Required task - Reproduce, character for character, the records from their first line through the line containing "heart-icon [16,1565,44,1591]", including both of those lines.

Data shown -
'''

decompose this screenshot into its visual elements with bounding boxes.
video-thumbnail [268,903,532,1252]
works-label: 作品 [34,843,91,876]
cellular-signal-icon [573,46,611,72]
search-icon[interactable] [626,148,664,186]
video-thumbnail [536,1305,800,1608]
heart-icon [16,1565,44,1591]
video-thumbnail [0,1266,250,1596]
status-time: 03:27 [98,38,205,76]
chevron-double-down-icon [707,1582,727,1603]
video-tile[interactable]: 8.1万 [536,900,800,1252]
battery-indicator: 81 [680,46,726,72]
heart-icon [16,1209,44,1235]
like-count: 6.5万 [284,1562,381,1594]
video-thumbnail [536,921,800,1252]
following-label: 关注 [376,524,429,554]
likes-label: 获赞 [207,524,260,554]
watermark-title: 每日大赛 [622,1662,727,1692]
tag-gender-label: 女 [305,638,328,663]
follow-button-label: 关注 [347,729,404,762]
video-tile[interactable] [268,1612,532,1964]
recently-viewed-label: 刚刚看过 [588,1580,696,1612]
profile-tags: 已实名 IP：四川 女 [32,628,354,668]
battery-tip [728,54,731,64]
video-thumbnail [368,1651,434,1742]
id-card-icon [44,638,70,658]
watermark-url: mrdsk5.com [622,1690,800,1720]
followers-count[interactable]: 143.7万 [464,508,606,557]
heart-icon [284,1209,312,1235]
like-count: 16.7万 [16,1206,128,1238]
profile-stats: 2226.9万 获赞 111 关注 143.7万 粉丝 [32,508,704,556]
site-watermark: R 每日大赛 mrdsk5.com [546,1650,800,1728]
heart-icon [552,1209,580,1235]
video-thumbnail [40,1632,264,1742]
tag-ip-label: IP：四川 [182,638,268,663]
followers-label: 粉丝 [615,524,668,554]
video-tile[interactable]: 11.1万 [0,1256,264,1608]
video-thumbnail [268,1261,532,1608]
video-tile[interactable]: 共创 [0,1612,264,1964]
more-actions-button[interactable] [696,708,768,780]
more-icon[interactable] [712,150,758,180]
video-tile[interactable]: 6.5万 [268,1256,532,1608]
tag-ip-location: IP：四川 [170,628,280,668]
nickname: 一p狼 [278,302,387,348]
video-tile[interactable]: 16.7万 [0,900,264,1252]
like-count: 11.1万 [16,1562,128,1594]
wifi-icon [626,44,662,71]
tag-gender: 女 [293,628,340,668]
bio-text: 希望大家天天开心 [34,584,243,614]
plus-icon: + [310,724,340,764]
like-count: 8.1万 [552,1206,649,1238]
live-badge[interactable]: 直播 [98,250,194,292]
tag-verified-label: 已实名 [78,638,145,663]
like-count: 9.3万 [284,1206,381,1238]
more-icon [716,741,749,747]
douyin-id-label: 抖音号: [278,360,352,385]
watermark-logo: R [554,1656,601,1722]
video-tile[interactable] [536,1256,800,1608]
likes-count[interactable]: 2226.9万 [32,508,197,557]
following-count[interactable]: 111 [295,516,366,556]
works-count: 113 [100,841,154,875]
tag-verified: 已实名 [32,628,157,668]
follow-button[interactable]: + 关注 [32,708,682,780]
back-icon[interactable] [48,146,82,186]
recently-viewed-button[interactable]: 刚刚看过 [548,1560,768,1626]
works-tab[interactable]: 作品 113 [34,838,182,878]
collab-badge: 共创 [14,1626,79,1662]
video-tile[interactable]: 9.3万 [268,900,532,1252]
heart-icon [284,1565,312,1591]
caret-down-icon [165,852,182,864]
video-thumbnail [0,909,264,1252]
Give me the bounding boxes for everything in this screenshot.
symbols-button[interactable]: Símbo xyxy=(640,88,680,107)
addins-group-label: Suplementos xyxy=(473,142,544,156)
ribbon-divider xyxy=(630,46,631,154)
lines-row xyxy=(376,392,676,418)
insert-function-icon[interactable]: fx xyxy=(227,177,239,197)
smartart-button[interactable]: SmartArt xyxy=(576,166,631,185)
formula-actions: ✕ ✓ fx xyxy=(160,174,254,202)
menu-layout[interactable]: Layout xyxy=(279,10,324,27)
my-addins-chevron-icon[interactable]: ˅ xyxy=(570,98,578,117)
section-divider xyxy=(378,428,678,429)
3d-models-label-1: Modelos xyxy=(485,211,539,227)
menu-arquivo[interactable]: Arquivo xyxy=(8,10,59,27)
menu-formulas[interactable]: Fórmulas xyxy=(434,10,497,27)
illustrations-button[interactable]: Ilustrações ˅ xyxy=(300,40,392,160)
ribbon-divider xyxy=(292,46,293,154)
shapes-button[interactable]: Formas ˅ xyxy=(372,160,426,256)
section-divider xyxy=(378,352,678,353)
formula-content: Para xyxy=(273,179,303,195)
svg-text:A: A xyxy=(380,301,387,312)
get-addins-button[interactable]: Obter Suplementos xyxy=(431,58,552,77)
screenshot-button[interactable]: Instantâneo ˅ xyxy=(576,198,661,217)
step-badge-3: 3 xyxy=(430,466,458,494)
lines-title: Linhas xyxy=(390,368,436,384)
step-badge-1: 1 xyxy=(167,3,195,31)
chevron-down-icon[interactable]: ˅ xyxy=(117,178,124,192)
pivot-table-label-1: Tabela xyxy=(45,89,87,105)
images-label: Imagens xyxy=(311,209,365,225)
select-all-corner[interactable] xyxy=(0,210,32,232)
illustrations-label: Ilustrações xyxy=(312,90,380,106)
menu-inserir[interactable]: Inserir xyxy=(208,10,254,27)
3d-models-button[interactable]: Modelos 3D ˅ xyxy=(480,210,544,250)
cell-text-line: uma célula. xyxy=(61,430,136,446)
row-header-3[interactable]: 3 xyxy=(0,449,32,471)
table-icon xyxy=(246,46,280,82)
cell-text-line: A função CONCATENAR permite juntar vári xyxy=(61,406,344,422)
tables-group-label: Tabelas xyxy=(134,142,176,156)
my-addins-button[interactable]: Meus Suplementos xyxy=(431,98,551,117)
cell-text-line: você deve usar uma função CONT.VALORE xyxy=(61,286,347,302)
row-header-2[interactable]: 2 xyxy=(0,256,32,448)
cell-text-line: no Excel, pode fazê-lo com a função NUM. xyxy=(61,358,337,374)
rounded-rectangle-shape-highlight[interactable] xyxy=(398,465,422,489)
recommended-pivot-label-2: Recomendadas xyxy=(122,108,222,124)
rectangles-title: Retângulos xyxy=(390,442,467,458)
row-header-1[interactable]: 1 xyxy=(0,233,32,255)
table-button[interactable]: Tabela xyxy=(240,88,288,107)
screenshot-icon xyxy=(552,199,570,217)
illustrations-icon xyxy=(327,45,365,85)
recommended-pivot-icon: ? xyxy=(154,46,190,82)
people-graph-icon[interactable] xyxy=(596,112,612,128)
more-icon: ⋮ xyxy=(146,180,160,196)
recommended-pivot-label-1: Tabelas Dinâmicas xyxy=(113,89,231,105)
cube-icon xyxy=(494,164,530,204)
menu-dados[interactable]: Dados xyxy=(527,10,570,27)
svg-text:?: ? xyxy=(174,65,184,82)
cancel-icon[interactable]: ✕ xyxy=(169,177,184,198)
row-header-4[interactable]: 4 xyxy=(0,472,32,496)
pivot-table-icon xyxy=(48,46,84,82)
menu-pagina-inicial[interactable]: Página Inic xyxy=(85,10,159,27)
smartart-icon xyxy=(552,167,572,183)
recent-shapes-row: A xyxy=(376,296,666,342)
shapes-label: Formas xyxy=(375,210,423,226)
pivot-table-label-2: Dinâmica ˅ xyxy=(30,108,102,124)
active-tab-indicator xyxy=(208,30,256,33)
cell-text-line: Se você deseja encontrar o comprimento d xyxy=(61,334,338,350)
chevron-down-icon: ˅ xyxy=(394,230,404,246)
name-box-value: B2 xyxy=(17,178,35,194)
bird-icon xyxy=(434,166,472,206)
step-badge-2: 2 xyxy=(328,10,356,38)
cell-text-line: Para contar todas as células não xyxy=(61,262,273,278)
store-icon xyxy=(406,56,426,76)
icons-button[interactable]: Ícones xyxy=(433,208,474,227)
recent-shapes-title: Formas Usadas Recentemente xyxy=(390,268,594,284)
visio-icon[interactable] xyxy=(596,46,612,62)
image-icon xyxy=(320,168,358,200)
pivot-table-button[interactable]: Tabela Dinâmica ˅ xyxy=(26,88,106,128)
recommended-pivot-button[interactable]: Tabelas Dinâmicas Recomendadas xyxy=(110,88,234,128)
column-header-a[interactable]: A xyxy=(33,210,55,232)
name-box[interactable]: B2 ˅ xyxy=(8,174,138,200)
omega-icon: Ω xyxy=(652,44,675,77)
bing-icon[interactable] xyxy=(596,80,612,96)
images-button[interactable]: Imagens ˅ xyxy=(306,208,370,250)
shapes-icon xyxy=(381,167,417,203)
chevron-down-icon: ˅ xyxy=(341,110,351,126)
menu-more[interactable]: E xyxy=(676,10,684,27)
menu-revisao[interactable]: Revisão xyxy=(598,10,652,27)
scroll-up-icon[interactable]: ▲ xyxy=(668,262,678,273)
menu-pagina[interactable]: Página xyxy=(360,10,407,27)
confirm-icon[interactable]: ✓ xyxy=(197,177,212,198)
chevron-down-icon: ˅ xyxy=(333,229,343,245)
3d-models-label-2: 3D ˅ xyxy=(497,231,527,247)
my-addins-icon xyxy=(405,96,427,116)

'''

Response -
decompose this screenshot into its visual elements with bounding boxes.
video-thumbnail [268,903,532,1252]
works-label: 作品 [34,843,91,876]
cellular-signal-icon [573,46,611,72]
search-icon[interactable] [626,148,664,186]
video-thumbnail [536,1305,800,1608]
heart-icon [16,1565,44,1591]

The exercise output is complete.